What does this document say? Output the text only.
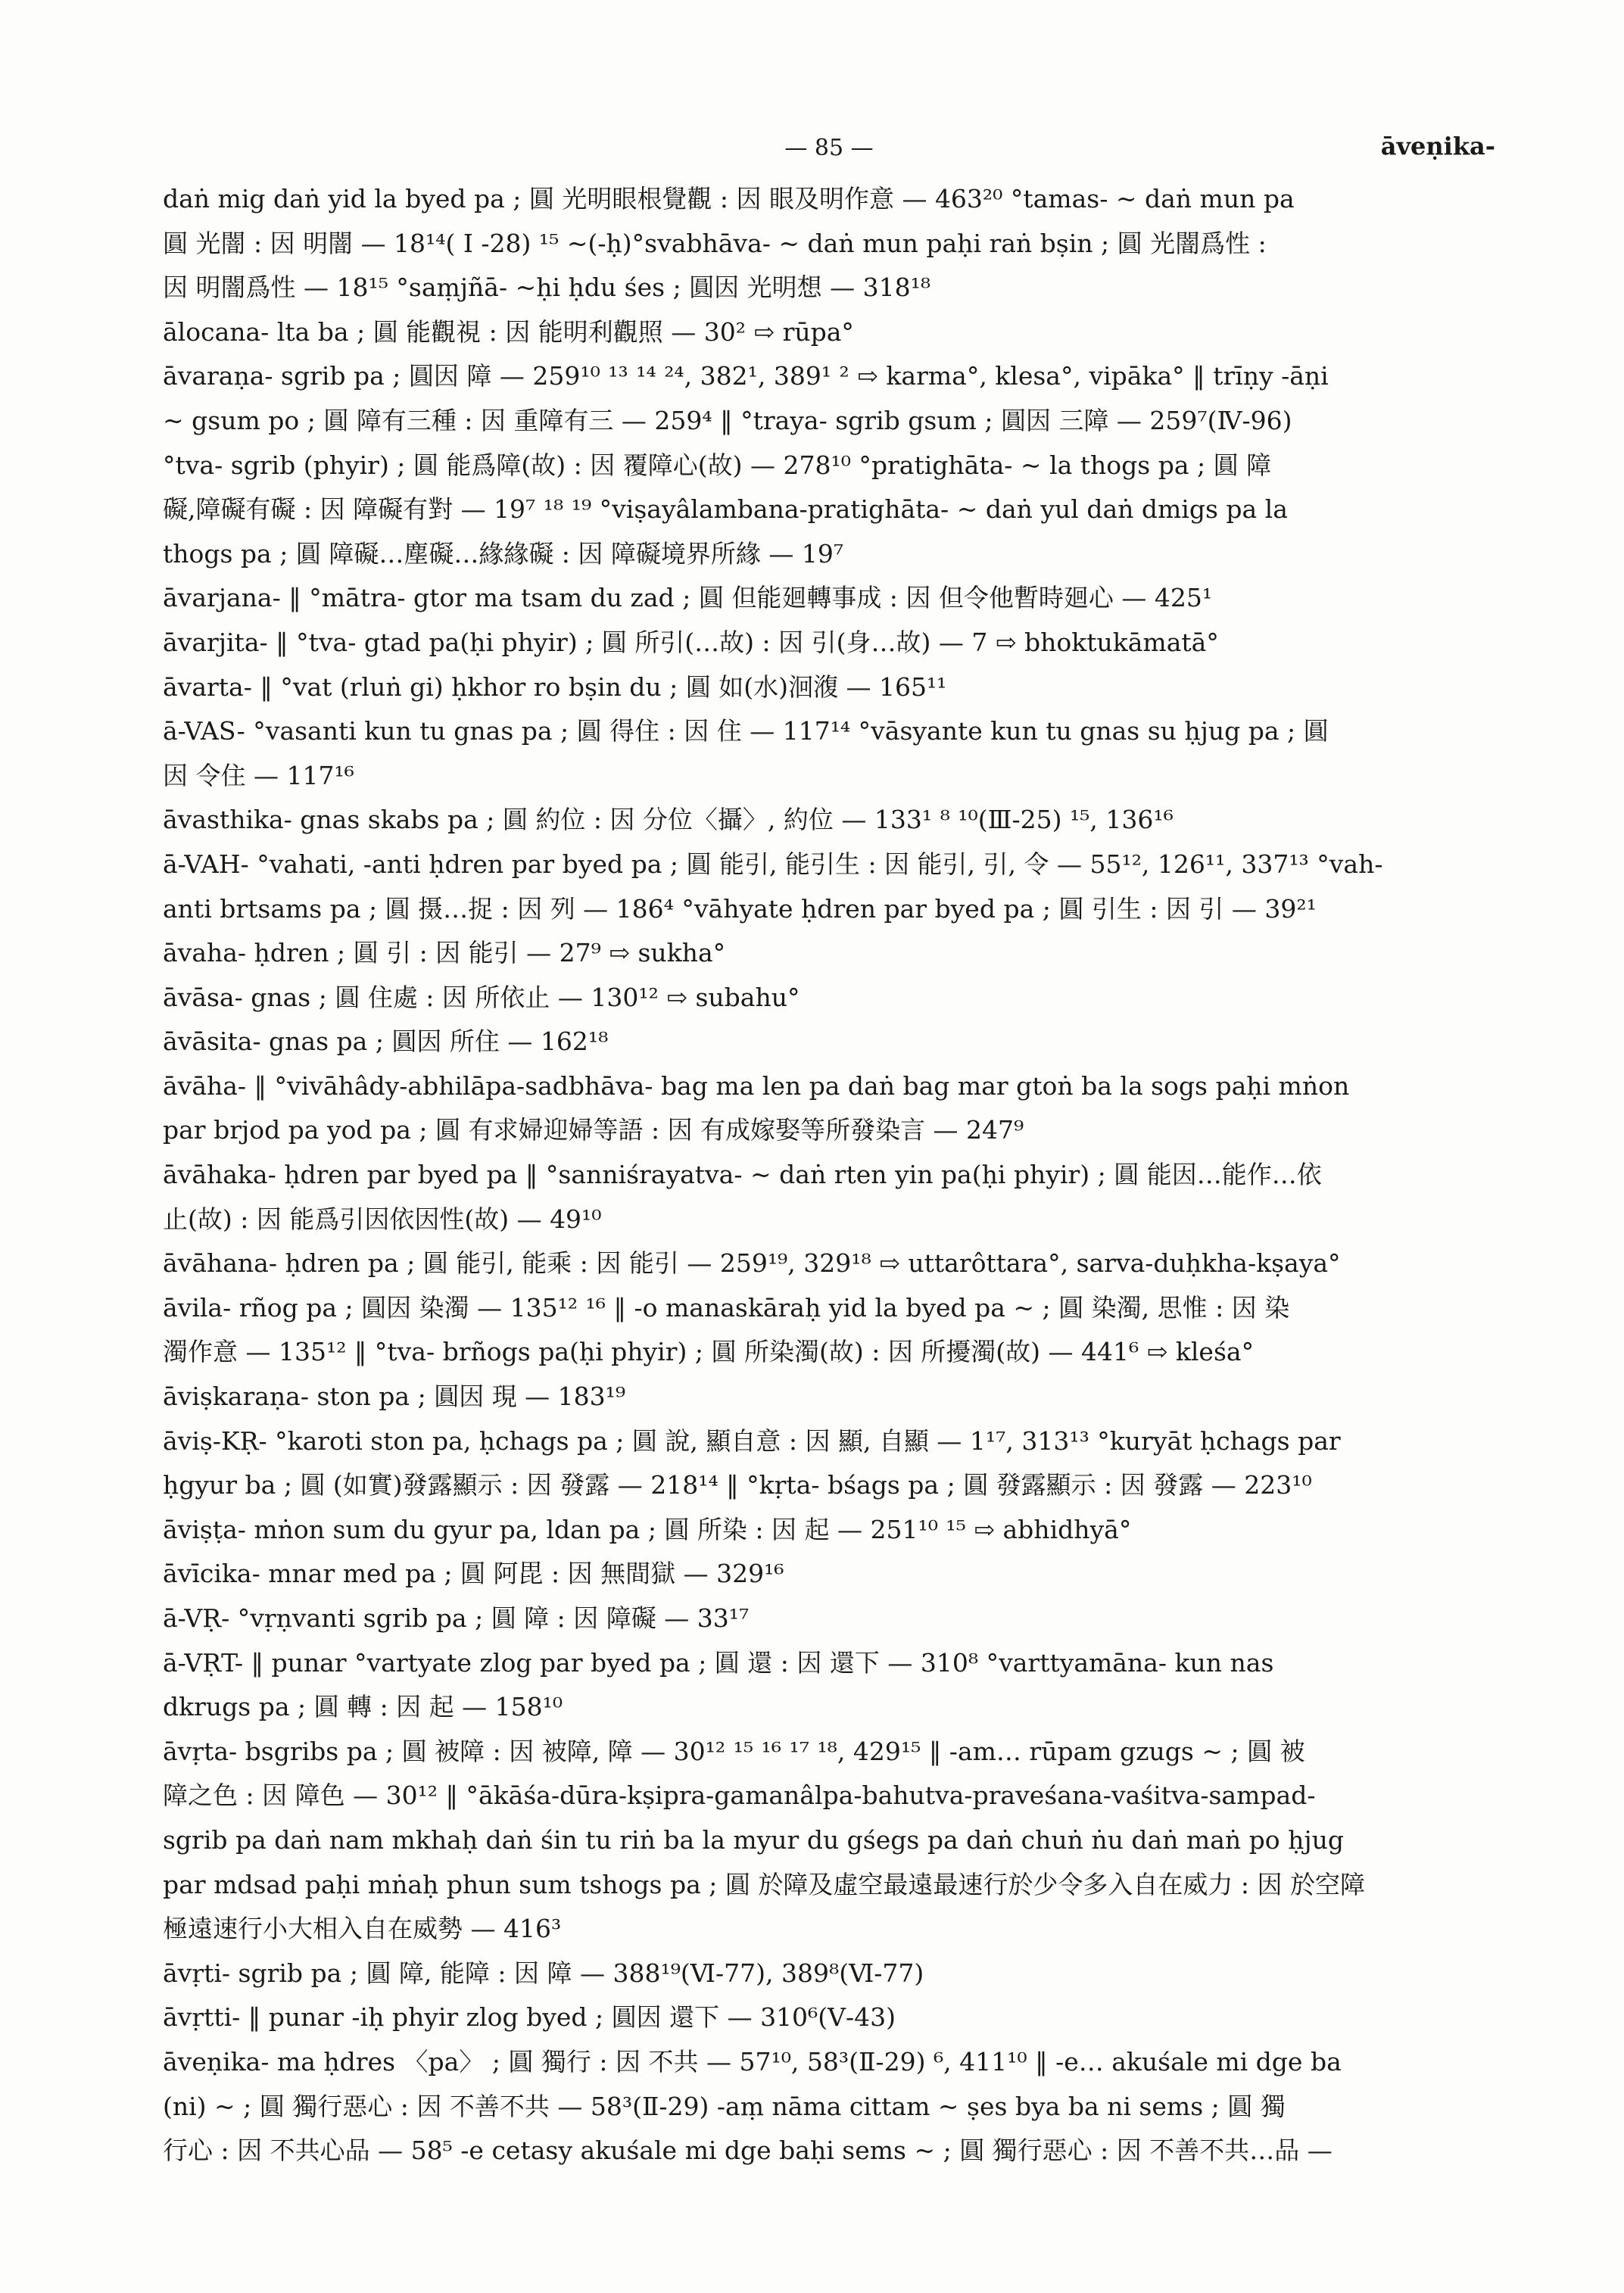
— 85 —	āveṇika-
daṅ mig daṅ yid la byed pa ; 圓 光明眼根覺觀 : 因 眼及明作意 — 463²⁰ °tamas- ~ daṅ mun pa
圓 光闇 : 因 明闇 — 18¹⁴( I -28) ¹⁵ ~(-ḥ)°svabhāva- ~ daṅ mun paḥi raṅ bṣin ; 圓 光闇爲性 :
因 明闇爲性 — 18¹⁵ °saṃjñā- ~ḥi ḥdu śes ; 圓因 光明想 — 318¹⁸
ālocana- lta ba ; 圓 能觀視 : 因 能明利觀照 — 30² ⇨ rūpa°
āvaraṇa- sgrib pa ; 圓因 障 — 259¹⁰ ¹³ ¹⁴ ²⁴, 382¹, 389¹ ² ⇨ karma°, klesa°, vipāka° ‖ trīṇy -āṇi
~ gsum po ; 圓 障有三種 : 因 重障有三 — 259⁴ ‖ °traya- sgrib gsum ; 圓因 三障 — 259⁷(Ⅳ-96)
°tva- sgrib (phyir) ; 圓 能爲障(故) : 因 覆障心(故) — 278¹⁰ °pratighāta- ~ la thogs pa ; 圓 障
礙,障礙有礙 : 因 障礙有對 — 19⁷ ¹⁸ ¹⁹ °viṣayâlambana-pratighāta- ~ daṅ yul daṅ dmigs pa la
thogs pa ; 圓 障礙…塵礙…緣緣礙 : 因 障礙境界所緣 — 19⁷
āvarjana- ‖ °mātra- gtor ma tsam du zad ; 圓 但能廻轉事成 : 因 但令他暫時廻心 — 425¹
āvarjita- ‖ °tva- gtad pa(ḥi phyir) ; 圓 所引(…故) : 因 引(身…故) — 7 ⇨ bhoktukāmatā°
āvarta- ‖ °vat (rluṅ gi) ḥkhor ro bṣin du ; 圓 如(水)洄澓 — 165¹¹
ā-VAS- °vasanti kun tu gnas pa ; 圓 得住 : 因 住 — 117¹⁴ °vāsyante kun tu gnas su ḥjug pa ; 圓
因 令住 — 117¹⁶
āvasthika- gnas skabs pa ; 圓 約位 : 因 分位〈攝〉, 約位 — 133¹ ⁸ ¹⁰(Ⅲ-25) ¹⁵, 136¹⁶
ā-VAH- °vahati, -anti ḥdren par byed pa ; 圓 能引, 能引生 : 因 能引, 引, 令 — 55¹², 126¹¹, 337¹³ °vah-
anti brtsams pa ; 圓 摄…捉 : 因 列 — 186⁴ °vāhyate ḥdren par byed pa ; 圓 引生 : 因 引 — 39²¹
āvaha- ḥdren ; 圓 引 : 因 能引 — 27⁹ ⇨ sukha°
āvāsa- gnas ; 圓 住處 : 因 所依止 — 130¹² ⇨ subahu°
āvāsita- gnas pa ; 圓因 所住 — 162¹⁸
āvāha- ‖ °vivāhâdy-abhilāpa-sadbhāva- bag ma len pa daṅ bag mar gtoṅ ba la sogs paḥi mṅon
par brjod pa yod pa ; 圓 有求婦迎婦等語 : 因 有成嫁娶等所發染言 — 247⁹
āvāhaka- ḥdren par byed pa ‖ °sanniśrayatva- ~ daṅ rten yin pa(ḥi phyir) ; 圓 能因…能作…依
止(故) : 因 能爲引因依因性(故) — 49¹⁰
āvāhana- ḥdren pa ; 圓 能引, 能乘 : 因 能引 — 259¹⁹, 329¹⁸ ⇨ uttarôttara°, sarva-duḥkha-kṣaya°
āvila- rñog pa ; 圓因 染濁 — 135¹² ¹⁶ ‖ -o manaskāraḥ yid la byed pa ~ ; 圓 染濁, 思惟 : 因 染
濁作意 — 135¹² ‖ °tva- brñogs pa(ḥi phyir) ; 圓 所染濁(故) : 因 所擾濁(故) — 441⁶ ⇨ kleśa°
āviṣkaraṇa- ston pa ; 圓因 現 — 183¹⁹
āviṣ-KṚ- °karoti ston pa, ḥchags pa ; 圓 說, 顯自意 : 因 顯, 自顯 — 1¹⁷, 313¹³ °kuryāt ḥchags par
ḥgyur ba ; 圓 (如實)發露顯示 : 因 發露 — 218¹⁴ ‖ °kṛta- bśags pa ; 圓 發露顯示 : 因 發露 — 223¹⁰
āviṣṭa- mṅon sum du gyur pa, ldan pa ; 圓 所染 : 因 起 — 251¹⁰ ¹⁵ ⇨ abhidhyā°
āvīcika- mnar med pa ; 圓 阿毘 : 因 無間獄 — 329¹⁶
ā-VṚ- °vṛṇvanti sgrib pa ; 圓 障 : 因 障礙 — 33¹⁷
ā-VṚT- ‖ punar °vartyate zlog par byed pa ; 圓 還 : 因 還下 — 310⁸ °varttyamāna- kun nas
dkrugs pa ; 圓 轉 : 因 起 — 158¹⁰
āvṛta- bsgribs pa ; 圓 被障 : 因 被障, 障 — 30¹² ¹⁵ ¹⁶ ¹⁷ ¹⁸, 429¹⁵ ‖ -am… rūpam gzugs ~ ; 圓 被
障之色 : 因 障色 — 30¹² ‖ °ākāśa-dūra-kṣipra-gamanâlpa-bahutva-praveśana-vaśitva-sampad-
sgrib pa daṅ nam mkhaḥ daṅ śin tu riṅ ba la myur du gśegs pa daṅ chuṅ ṅu daṅ maṅ po ḥjug
par mdsad paḥi mṅaḥ phun sum tshogs pa ; 圓 於障及虛空最遠最速行於少令多入自在威力 : 因 於空障
極遠速行小大相入自在威勢 — 416³
āvṛti- sgrib pa ; 圓 障, 能障 : 因 障 — 388¹⁹(Ⅵ-77), 389⁸(Ⅵ-77)
āvṛtti- ‖ punar -iḥ phyir zlog byed ; 圓因 還下 — 310⁶(Ⅴ-43)
āveṇika- ma ḥdres 〈pa〉 ; 圓 獨行 : 因 不共 — 57¹⁰, 58³(Ⅱ-29) ⁶, 411¹⁰ ‖ -e… akuśale mi dge ba
(ni) ~ ; 圓 獨行惡心 : 因 不善不共 — 58³(Ⅱ-29) -aṃ nāma cittam ~ ṣes bya ba ni sems ; 圓 獨
行心 : 因 不共心品 — 58⁵ -e cetasy akuśale mi dge baḥi sems ~ ; 圓 獨行惡心 : 因 不善不共…品 —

- [Work to do]:
Ascertain the number of lines in the entries that include the word "ḥdren", and report only that number.

- [Exercise solution]:
5